------ Data supplied

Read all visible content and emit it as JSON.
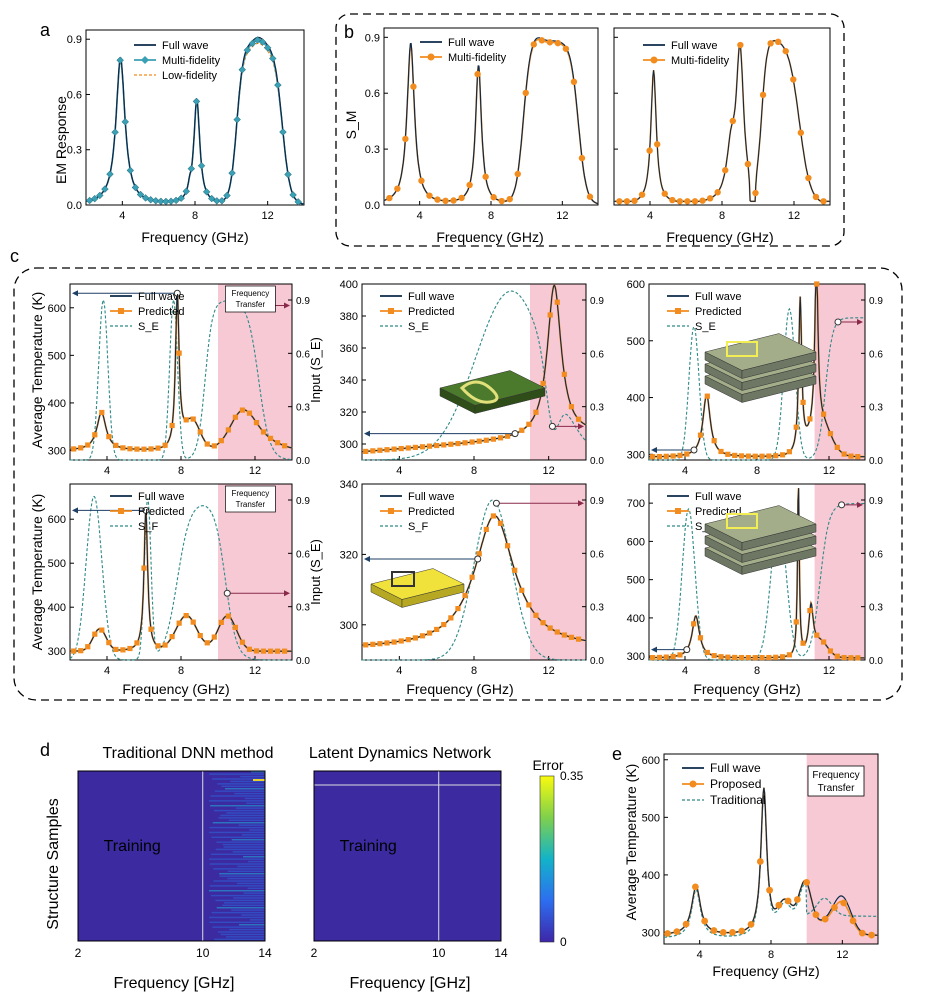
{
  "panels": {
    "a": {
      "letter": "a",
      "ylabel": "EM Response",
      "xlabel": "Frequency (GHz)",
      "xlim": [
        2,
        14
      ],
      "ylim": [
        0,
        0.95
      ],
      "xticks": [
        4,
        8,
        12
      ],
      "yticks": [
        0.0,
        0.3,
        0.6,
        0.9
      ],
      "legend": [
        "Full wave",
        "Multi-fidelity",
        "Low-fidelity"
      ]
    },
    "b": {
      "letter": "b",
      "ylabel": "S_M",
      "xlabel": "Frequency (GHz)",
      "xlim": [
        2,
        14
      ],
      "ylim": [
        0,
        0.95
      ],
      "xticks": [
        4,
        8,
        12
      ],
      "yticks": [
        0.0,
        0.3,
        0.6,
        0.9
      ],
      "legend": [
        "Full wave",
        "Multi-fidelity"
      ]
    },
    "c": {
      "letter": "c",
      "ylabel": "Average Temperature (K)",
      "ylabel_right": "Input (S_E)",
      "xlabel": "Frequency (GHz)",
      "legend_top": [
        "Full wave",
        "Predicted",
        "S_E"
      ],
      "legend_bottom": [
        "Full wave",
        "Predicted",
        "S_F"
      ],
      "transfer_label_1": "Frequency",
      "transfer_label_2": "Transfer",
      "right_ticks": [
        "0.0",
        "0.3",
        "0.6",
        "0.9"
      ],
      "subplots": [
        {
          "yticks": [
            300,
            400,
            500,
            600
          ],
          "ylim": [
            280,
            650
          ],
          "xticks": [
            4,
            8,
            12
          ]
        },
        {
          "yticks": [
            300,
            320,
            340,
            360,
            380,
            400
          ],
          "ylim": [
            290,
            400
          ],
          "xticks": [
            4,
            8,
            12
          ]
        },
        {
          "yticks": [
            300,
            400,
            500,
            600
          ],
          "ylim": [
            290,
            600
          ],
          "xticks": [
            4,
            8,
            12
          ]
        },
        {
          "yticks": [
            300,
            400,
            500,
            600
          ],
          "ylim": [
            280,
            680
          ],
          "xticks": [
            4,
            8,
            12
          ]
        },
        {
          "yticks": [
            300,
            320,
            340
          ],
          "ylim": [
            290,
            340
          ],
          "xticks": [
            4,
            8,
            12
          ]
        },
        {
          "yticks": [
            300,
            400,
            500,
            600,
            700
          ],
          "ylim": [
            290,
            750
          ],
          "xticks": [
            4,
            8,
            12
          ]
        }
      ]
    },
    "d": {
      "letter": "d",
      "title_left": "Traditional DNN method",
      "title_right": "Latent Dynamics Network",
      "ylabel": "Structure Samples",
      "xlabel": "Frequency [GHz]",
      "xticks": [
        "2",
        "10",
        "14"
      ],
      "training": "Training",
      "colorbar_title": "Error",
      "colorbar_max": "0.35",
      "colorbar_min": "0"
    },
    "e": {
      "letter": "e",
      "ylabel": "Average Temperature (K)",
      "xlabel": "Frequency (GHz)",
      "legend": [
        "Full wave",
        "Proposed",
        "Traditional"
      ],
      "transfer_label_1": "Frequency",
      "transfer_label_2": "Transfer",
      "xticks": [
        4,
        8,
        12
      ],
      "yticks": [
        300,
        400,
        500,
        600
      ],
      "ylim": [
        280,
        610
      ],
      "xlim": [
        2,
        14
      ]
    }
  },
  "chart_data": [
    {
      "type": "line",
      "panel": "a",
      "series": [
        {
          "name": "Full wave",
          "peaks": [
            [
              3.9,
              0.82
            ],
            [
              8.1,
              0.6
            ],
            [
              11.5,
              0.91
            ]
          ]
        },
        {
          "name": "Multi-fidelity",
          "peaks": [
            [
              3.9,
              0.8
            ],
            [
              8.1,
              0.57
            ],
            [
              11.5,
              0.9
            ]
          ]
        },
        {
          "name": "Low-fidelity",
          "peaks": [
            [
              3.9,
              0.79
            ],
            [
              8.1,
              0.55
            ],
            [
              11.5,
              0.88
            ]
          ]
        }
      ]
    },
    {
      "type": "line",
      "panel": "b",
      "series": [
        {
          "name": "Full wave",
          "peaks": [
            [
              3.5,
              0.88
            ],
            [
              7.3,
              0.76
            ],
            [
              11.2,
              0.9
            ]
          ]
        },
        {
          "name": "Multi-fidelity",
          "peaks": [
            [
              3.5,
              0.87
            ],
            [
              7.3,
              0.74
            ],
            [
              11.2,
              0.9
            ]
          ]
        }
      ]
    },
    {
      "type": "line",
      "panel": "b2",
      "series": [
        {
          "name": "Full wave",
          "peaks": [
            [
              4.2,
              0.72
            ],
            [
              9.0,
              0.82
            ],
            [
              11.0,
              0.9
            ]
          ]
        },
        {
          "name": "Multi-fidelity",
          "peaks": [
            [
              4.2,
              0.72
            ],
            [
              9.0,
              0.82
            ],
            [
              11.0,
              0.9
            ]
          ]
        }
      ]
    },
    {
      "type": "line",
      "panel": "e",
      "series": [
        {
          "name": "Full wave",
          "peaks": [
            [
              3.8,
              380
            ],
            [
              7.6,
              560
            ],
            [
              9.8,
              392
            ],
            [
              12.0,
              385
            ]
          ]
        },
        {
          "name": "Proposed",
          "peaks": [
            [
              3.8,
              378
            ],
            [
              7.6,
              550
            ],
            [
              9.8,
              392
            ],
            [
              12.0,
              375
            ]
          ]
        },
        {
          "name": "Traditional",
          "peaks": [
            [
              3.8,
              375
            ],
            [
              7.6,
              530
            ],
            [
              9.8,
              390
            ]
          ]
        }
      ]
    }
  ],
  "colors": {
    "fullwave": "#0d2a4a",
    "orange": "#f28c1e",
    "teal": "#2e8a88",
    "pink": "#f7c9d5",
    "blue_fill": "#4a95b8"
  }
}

------------

▶ [Task instructions] Go back to the records above and write them out exactly, without the pictures.

▶ [Solved problem]
Read all visible content and emit it as JSON.
{
  "panels": {
    "a": {
      "letter": "a",
      "ylabel": "EM Response",
      "xlabel": "Frequency (GHz)",
      "xlim": [
        2,
        14
      ],
      "ylim": [
        0,
        0.95
      ],
      "xticks": [
        4,
        8,
        12
      ],
      "yticks": [
        0.0,
        0.3,
        0.6,
        0.9
      ],
      "legend": [
        "Full wave",
        "Multi-fidelity",
        "Low-fidelity"
      ]
    },
    "b": {
      "letter": "b",
      "ylabel": "S_M",
      "xlabel": "Frequency (GHz)",
      "xlim": [
        2,
        14
      ],
      "ylim": [
        0,
        0.95
      ],
      "xticks": [
        4,
        8,
        12
      ],
      "yticks": [
        0.0,
        0.3,
        0.6,
        0.9
      ],
      "legend": [
        "Full wave",
        "Multi-fidelity"
      ]
    },
    "c": {
      "letter": "c",
      "ylabel": "Average Temperature (K)",
      "ylabel_right": "Input (S_E)",
      "xlabel": "Frequency (GHz)",
      "legend_top": [
        "Full wave",
        "Predicted",
        "S_E"
      ],
      "legend_bottom": [
        "Full wave",
        "Predicted",
        "S_F"
      ],
      "transfer_label_1": "Frequency",
      "transfer_label_2": "Transfer",
      "right_ticks": [
        "0.0",
        "0.3",
        "0.6",
        "0.9"
      ],
      "subplots": [
        {
          "yticks": [
            300,
            400,
            500,
            600
          ],
          "ylim": [
            280,
            650
          ],
          "xticks": [
            4,
            8,
            12
          ]
        },
        {
          "yticks": [
            300,
            320,
            340,
            360,
            380,
            400
          ],
          "ylim": [
            290,
            400
          ],
          "xticks": [
            4,
            8,
            12
          ]
        },
        {
          "yticks": [
            300,
            400,
            500,
            600
          ],
          "ylim": [
            290,
            600
          ],
          "xticks": [
            4,
            8,
            12
          ]
        },
        {
          "yticks": [
            300,
            400,
            500,
            600
          ],
          "ylim": [
            280,
            680
          ],
          "xticks": [
            4,
            8,
            12
          ]
        },
        {
          "yticks": [
            300,
            320,
            340
          ],
          "ylim": [
            290,
            340
          ],
          "xticks": [
            4,
            8,
            12
          ]
        },
        {
          "yticks": [
            300,
            400,
            500,
            600,
            700
          ],
          "ylim": [
            290,
            750
          ],
          "xticks": [
            4,
            8,
            12
          ]
        }
      ]
    },
    "d": {
      "letter": "d",
      "title_left": "Traditional DNN method",
      "title_right": "Latent Dynamics Network",
      "ylabel": "Structure Samples",
      "xlabel": "Frequency [GHz]",
      "xticks": [
        "2",
        "10",
        "14"
      ],
      "training": "Training",
      "colorbar_title": "Error",
      "colorbar_max": "0.35",
      "colorbar_min": "0"
    },
    "e": {
      "letter": "e",
      "ylabel": "Average Temperature (K)",
      "xlabel": "Frequency (GHz)",
      "legend": [
        "Full wave",
        "Proposed",
        "Traditional"
      ],
      "transfer_label_1": "Frequency",
      "transfer_label_2": "Transfer",
      "xticks": [
        4,
        8,
        12
      ],
      "yticks": [
        300,
        400,
        500,
        600
      ],
      "ylim": [
        280,
        610
      ],
      "xlim": [
        2,
        14
      ]
    }
  },
  "chart_data": [
    {
      "type": "line",
      "panel": "a",
      "series": [
        {
          "name": "Full wave",
          "peaks": [
            [
              3.9,
              0.82
            ],
            [
              8.1,
              0.6
            ],
            [
              11.5,
              0.91
            ]
          ]
        },
        {
          "name": "Multi-fidelity",
          "peaks": [
            [
              3.9,
              0.8
            ],
            [
              8.1,
              0.57
            ],
            [
              11.5,
              0.9
            ]
          ]
        },
        {
          "name": "Low-fidelity",
          "peaks": [
            [
              3.9,
              0.79
            ],
            [
              8.1,
              0.55
            ],
            [
              11.5,
              0.88
            ]
          ]
        }
      ]
    },
    {
      "type": "line",
      "panel": "b",
      "series": [
        {
          "name": "Full wave",
          "peaks": [
            [
              3.5,
              0.88
            ],
            [
              7.3,
              0.76
            ],
            [
              11.2,
              0.9
            ]
          ]
        },
        {
          "name": "Multi-fidelity",
          "peaks": [
            [
              3.5,
              0.87
            ],
            [
              7.3,
              0.74
            ],
            [
              11.2,
              0.9
            ]
          ]
        }
      ]
    },
    {
      "type": "line",
      "panel": "b2",
      "series": [
        {
          "name": "Full wave",
          "peaks": [
            [
              4.2,
              0.72
            ],
            [
              9.0,
              0.82
            ],
            [
              11.0,
              0.9
            ]
          ]
        },
        {
          "name": "Multi-fidelity",
          "peaks": [
            [
              4.2,
              0.72
            ],
            [
              9.0,
              0.82
            ],
            [
              11.0,
              0.9
            ]
          ]
        }
      ]
    },
    {
      "type": "line",
      "panel": "e",
      "series": [
        {
          "name": "Full wave",
          "peaks": [
            [
              3.8,
              380
            ],
            [
              7.6,
              560
            ],
            [
              9.8,
              392
            ],
            [
              12.0,
              385
            ]
          ]
        },
        {
          "name": "Proposed",
          "peaks": [
            [
              3.8,
              378
            ],
            [
              7.6,
              550
            ],
            [
              9.8,
              392
            ],
            [
              12.0,
              375
            ]
          ]
        },
        {
          "name": "Traditional",
          "peaks": [
            [
              3.8,
              375
            ],
            [
              7.6,
              530
            ],
            [
              9.8,
              390
            ]
          ]
        }
      ]
    }
  ],
  "colors": {
    "fullwave": "#0d2a4a",
    "orange": "#f28c1e",
    "teal": "#2e8a88",
    "pink": "#f7c9d5",
    "blue_fill": "#4a95b8"
  }
}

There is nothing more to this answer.